INSTRUCTIONS TO FOLLOW: Copy every line from the records that holds the word "based".

INFORMATION SHOWN:
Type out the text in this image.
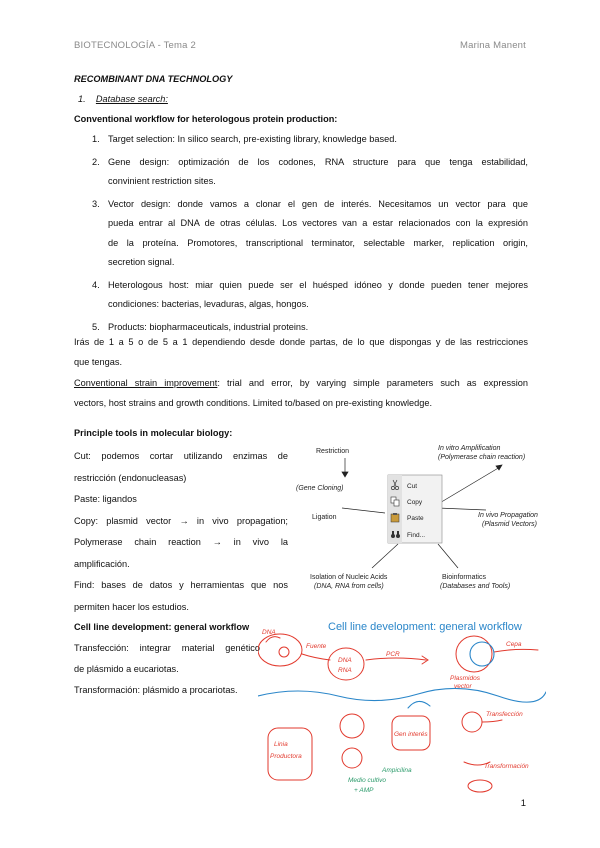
BIOTECNOLOGÍA - Tema 2	Marina Manent
RECOMBINANT DNA TECHNOLOGY
1. Database search:
Conventional workflow for heterologous protein production:
1. Target selection: In silico search, pre-existing library, knowledge based.
2. Gene design: optimización de los codones, RNA structure para que tenga estabilidad,
convinient restriction sites.
3. Vector design: donde vamos a clonar el gen de interés. Necesitamos un vector para que
pueda entrar al DNA de otras células. Los vectores van a estar relacionados con la expresión
de la proteína. Promotores, transcriptional terminator, selectable marker, replication origin,
secretion signal.
4. Heterologous host: miar quien puede ser el huésped idóneo y donde pueden tener mejores
condiciones: bacterias, levaduras, algas, hongos.
5. Products: biopharmaceuticals, industrial proteins.
Irás de 1 a 5 o de 5 a 1 dependiendo desde donde partas, de lo que dispongas y de las restricciones
que tengas.
Conventional strain improvement: trial and error, by varying simple parameters such as expression
vectors, host strains and growth conditions. Limited to/based on pre-existing knowledge.
Principle tools in molecular biology:
Cut: podemos cortar utilizando enzimas de
restricción (endonucleasas)
Paste: ligandos
Copy: plasmid vector → in vivo propagation;
Polymerase chain reaction → in vivo la
amplificación.
Find: bases de datos y herramientas que nos
permiten hacer los estudios.
Restriction
(Gene Cloning)
Ligation
In vitro Amplification
(Polymerase chain reaction)
In vivo Propagation
(Plasmid Vectors)
Isolation of Nucleic Acids
(DNA, RNA from cells)
Bioinformatics
(Databases and Tools)
Cut
Copy
Paste
Find...
Cell line development: general workflow
Transfección: integrar material genético
de plásmido a eucariotas.
Transformación: plásmido a procariotas.
Cell line development: general workflow
DNA
Fuente
DNA
RNA
PCR
Plasmidos
vector
Cepa
Linia
Productora
Transfección
Transformación
Gen interés
Medio cultivo
+ AMP
Ampicilina
1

EXERCISE ANSWER:
1. Target selection: In silico search, pre-existing library, knowledge based.
vectors, host strains and growth conditions. Limited to/based on pre-existing knowledge.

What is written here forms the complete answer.